Record excerpts -
Begin
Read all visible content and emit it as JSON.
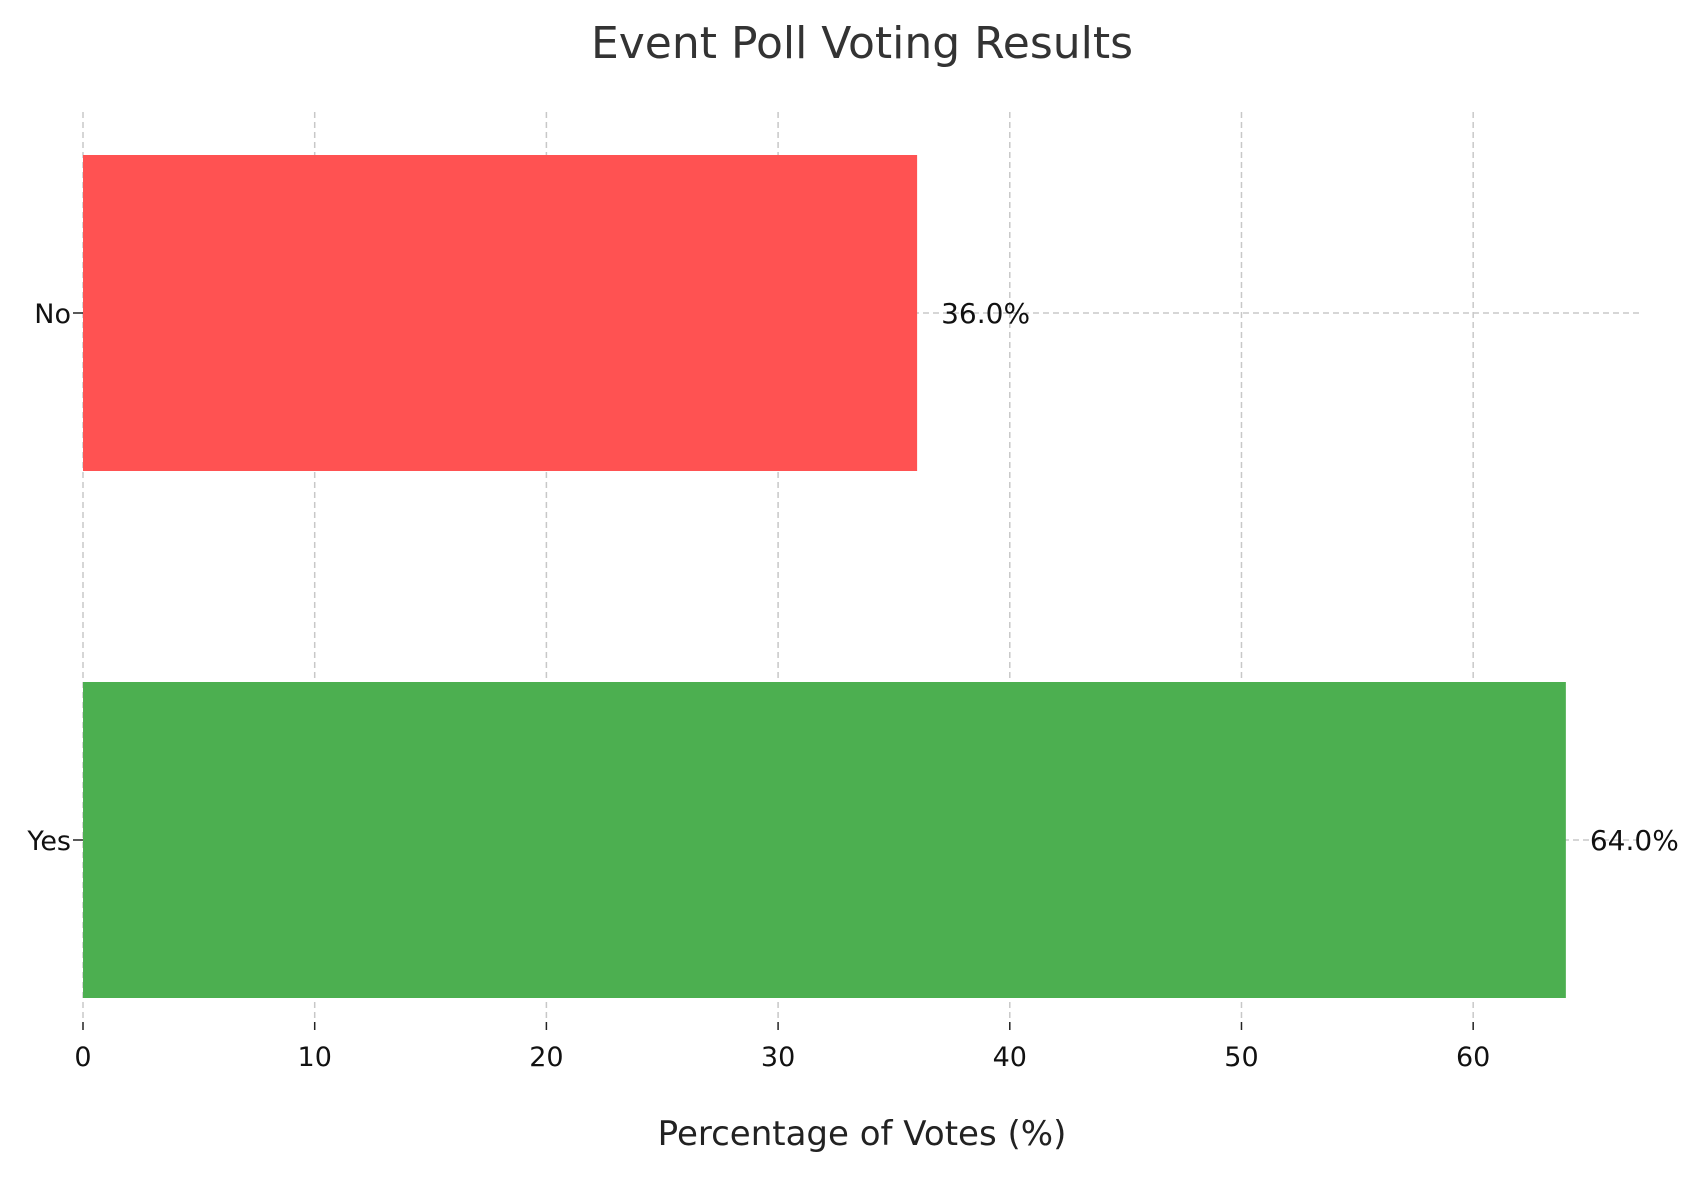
{
  "chart_data": {
    "type": "bar",
    "orientation": "horizontal",
    "title": "Event Poll Voting Results",
    "xlabel": "Percentage of Votes (%)",
    "ylabel": "",
    "categories": [
      "Yes",
      "No"
    ],
    "values": [
      64.0,
      36.0
    ],
    "value_labels": [
      "64.0%",
      "36.0%"
    ],
    "colors": [
      "#4caf50",
      "#ff5252"
    ],
    "xlim": [
      0,
      67.2
    ],
    "xticks": [
      0,
      10,
      20,
      30,
      40,
      50,
      60
    ],
    "grid": true,
    "legend": "none"
  }
}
End
Task details -
Output every entry word for word, but omit the pictures.

Solution to this exercise -
Read all visible content and emit it as JSON.
{
  "chart_data": {
    "type": "bar",
    "orientation": "horizontal",
    "title": "Event Poll Voting Results",
    "xlabel": "Percentage of Votes (%)",
    "ylabel": "",
    "categories": [
      "Yes",
      "No"
    ],
    "values": [
      64.0,
      36.0
    ],
    "value_labels": [
      "64.0%",
      "36.0%"
    ],
    "colors": [
      "#4caf50",
      "#ff5252"
    ],
    "xlim": [
      0,
      67.2
    ],
    "xticks": [
      0,
      10,
      20,
      30,
      40,
      50,
      60
    ],
    "grid": true,
    "legend": "none"
  }
}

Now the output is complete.